◆ Task to carry out
Output the entries verbatim, including every line.

[Figure dataset records]

☆ ☆ ☆ ☆ ☆ ☆ ☆

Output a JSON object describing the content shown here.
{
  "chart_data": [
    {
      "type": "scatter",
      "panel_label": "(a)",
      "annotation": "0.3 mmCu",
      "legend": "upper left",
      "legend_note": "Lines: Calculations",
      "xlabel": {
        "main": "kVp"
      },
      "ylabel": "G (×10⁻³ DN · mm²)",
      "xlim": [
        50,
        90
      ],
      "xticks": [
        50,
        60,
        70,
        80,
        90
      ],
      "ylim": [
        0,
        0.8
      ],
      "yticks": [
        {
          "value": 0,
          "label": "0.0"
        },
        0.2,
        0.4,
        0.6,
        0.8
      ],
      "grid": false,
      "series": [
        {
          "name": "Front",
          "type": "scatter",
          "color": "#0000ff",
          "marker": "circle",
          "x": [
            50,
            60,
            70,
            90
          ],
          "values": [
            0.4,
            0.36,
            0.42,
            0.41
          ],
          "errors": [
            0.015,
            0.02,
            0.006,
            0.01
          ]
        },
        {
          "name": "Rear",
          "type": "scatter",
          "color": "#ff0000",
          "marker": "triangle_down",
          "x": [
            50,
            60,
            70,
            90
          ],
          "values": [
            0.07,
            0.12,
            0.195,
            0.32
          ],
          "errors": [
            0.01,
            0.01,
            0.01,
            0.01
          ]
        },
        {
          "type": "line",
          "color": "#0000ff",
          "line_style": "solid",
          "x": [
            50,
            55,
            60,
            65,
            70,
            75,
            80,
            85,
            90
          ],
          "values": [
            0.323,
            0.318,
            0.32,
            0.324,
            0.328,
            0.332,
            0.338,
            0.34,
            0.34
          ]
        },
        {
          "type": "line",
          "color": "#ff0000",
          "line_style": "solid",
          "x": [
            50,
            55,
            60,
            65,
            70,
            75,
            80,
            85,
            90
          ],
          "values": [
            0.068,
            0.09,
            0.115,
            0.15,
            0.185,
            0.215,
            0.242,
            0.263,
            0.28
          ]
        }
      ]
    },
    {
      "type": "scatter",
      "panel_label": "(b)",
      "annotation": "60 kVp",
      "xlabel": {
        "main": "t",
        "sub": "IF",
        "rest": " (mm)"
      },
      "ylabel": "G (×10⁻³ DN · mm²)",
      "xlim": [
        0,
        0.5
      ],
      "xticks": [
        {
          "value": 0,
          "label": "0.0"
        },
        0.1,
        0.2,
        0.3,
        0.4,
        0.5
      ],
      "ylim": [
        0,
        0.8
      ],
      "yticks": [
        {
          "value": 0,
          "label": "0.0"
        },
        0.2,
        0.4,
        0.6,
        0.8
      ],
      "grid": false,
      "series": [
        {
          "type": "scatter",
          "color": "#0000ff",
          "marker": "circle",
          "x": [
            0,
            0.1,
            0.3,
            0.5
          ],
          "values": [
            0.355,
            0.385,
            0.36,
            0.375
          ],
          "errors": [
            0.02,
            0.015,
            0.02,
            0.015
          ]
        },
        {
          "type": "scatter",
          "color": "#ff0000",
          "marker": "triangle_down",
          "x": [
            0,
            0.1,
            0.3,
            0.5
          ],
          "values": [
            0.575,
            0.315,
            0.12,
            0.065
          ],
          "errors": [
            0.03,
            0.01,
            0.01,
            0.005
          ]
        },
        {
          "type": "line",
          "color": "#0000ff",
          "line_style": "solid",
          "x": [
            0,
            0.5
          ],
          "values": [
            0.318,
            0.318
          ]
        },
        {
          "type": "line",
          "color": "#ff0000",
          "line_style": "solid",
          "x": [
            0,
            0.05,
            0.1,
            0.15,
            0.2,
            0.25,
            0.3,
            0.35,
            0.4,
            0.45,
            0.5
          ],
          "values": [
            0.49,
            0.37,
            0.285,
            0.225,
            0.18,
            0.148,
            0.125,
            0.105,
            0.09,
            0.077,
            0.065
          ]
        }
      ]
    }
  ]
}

☆ ☆ ☆ ☆ ☆ ☆ ☆

◆ Answer to this task
Output a JSON object describing the content shown here.
{
  "chart_data": [
    {
      "type": "scatter",
      "panel_label": "(a)",
      "annotation": "0.3 mmCu",
      "legend": "upper left",
      "legend_note": "Lines: Calculations",
      "xlabel": {
        "main": "kVp"
      },
      "ylabel": "G (×10⁻³ DN · mm²)",
      "xlim": [
        50,
        90
      ],
      "xticks": [
        50,
        60,
        70,
        80,
        90
      ],
      "ylim": [
        0,
        0.8
      ],
      "yticks": [
        {
          "value": 0,
          "label": "0.0"
        },
        0.2,
        0.4,
        0.6,
        0.8
      ],
      "grid": false,
      "series": [
        {
          "name": "Front",
          "type": "scatter",
          "color": "#0000ff",
          "marker": "circle",
          "x": [
            50,
            60,
            70,
            90
          ],
          "values": [
            0.4,
            0.36,
            0.42,
            0.41
          ],
          "errors": [
            0.015,
            0.02,
            0.006,
            0.01
          ]
        },
        {
          "name": "Rear",
          "type": "scatter",
          "color": "#ff0000",
          "marker": "triangle_down",
          "x": [
            50,
            60,
            70,
            90
          ],
          "values": [
            0.07,
            0.12,
            0.195,
            0.32
          ],
          "errors": [
            0.01,
            0.01,
            0.01,
            0.01
          ]
        },
        {
          "type": "line",
          "color": "#0000ff",
          "line_style": "solid",
          "x": [
            50,
            55,
            60,
            65,
            70,
            75,
            80,
            85,
            90
          ],
          "values": [
            0.323,
            0.318,
            0.32,
            0.324,
            0.328,
            0.332,
            0.338,
            0.34,
            0.34
          ]
        },
        {
          "type": "line",
          "color": "#ff0000",
          "line_style": "solid",
          "x": [
            50,
            55,
            60,
            65,
            70,
            75,
            80,
            85,
            90
          ],
          "values": [
            0.068,
            0.09,
            0.115,
            0.15,
            0.185,
            0.215,
            0.242,
            0.263,
            0.28
          ]
        }
      ]
    },
    {
      "type": "scatter",
      "panel_label": "(b)",
      "annotation": "60 kVp",
      "xlabel": {
        "main": "t",
        "sub": "IF",
        "rest": " (mm)"
      },
      "ylabel": "G (×10⁻³ DN · mm²)",
      "xlim": [
        0,
        0.5
      ],
      "xticks": [
        {
          "value": 0,
          "label": "0.0"
        },
        0.1,
        0.2,
        0.3,
        0.4,
        0.5
      ],
      "ylim": [
        0,
        0.8
      ],
      "yticks": [
        {
          "value": 0,
          "label": "0.0"
        },
        0.2,
        0.4,
        0.6,
        0.8
      ],
      "grid": false,
      "series": [
        {
          "type": "scatter",
          "color": "#0000ff",
          "marker": "circle",
          "x": [
            0,
            0.1,
            0.3,
            0.5
          ],
          "values": [
            0.355,
            0.385,
            0.36,
            0.375
          ],
          "errors": [
            0.02,
            0.015,
            0.02,
            0.015
          ]
        },
        {
          "type": "scatter",
          "color": "#ff0000",
          "marker": "triangle_down",
          "x": [
            0,
            0.1,
            0.3,
            0.5
          ],
          "values": [
            0.575,
            0.315,
            0.12,
            0.065
          ],
          "errors": [
            0.03,
            0.01,
            0.01,
            0.005
          ]
        },
        {
          "type": "line",
          "color": "#0000ff",
          "line_style": "solid",
          "x": [
            0,
            0.5
          ],
          "values": [
            0.318,
            0.318
          ]
        },
        {
          "type": "line",
          "color": "#ff0000",
          "line_style": "solid",
          "x": [
            0,
            0.05,
            0.1,
            0.15,
            0.2,
            0.25,
            0.3,
            0.35,
            0.4,
            0.45,
            0.5
          ],
          "values": [
            0.49,
            0.37,
            0.285,
            0.225,
            0.18,
            0.148,
            0.125,
            0.105,
            0.09,
            0.077,
            0.065
          ]
        }
      ]
    }
  ]
}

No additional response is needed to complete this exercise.